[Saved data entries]

============

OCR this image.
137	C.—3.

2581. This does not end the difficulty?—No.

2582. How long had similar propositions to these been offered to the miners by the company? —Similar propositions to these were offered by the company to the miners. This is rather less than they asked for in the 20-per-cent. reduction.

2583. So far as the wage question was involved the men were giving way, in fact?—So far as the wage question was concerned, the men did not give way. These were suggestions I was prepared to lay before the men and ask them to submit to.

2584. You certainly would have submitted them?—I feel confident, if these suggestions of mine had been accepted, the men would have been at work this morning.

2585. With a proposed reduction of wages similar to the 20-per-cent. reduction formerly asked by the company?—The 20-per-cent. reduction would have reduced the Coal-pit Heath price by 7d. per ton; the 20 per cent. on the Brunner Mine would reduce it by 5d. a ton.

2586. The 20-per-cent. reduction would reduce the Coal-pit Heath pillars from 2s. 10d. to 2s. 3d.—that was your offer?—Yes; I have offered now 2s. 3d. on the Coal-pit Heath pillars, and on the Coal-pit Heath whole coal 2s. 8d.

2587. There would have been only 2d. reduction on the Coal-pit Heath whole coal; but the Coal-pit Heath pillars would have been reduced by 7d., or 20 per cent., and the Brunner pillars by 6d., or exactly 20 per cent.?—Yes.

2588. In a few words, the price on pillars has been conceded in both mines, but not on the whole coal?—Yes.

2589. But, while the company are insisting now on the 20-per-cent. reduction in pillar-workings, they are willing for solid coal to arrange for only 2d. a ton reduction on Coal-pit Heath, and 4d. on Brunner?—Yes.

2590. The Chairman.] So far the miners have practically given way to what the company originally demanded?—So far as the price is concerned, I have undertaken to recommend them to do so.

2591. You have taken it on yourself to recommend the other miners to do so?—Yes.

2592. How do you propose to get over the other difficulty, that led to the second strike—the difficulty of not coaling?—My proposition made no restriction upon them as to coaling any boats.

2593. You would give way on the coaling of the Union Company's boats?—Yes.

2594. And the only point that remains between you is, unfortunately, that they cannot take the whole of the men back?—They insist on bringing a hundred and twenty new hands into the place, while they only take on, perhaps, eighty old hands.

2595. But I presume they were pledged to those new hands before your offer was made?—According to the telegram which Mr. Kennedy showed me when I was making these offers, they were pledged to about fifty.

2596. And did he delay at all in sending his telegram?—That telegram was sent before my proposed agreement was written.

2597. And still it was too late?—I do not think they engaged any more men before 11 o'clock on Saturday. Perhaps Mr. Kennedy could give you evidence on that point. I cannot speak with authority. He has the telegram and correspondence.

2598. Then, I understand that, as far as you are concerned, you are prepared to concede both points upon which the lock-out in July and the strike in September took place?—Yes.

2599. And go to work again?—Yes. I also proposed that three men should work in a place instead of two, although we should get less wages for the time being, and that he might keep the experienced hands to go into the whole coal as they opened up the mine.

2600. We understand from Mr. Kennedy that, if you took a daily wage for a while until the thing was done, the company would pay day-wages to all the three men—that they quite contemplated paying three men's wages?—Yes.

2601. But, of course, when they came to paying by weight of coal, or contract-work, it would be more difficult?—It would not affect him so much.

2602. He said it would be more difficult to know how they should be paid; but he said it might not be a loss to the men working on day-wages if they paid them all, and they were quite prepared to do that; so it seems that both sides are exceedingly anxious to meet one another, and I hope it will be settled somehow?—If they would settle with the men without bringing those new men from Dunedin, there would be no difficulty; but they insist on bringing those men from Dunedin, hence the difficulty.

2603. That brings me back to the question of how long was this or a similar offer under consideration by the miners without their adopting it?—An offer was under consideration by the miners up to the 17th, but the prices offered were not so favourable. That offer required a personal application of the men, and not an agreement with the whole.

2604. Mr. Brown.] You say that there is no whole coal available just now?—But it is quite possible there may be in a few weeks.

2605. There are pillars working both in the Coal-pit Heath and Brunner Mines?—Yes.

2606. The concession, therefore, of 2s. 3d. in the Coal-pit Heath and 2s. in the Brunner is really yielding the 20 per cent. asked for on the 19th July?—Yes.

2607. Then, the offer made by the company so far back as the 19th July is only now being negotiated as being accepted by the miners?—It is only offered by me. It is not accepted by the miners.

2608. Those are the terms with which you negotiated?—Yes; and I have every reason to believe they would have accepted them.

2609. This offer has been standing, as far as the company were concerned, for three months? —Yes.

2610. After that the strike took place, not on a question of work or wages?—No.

============

SET TASK => Search the lines for the string "took" and copy every line that has it.

IN RESPONSE =>
2598. Then, I understand that, as far as you are concerned, you are prepared to concede both points upon which the lock-out in July and the strike in September took place?—Yes.
2600. We understand from Mr. Kennedy that, if you took a daily wage for a while until the thing was done, the company would pay day-wages to all the three men—that they quite contemplated paying three men's wages?—Yes.
2610. After that the strike took place, not on a question of work or wages?—No.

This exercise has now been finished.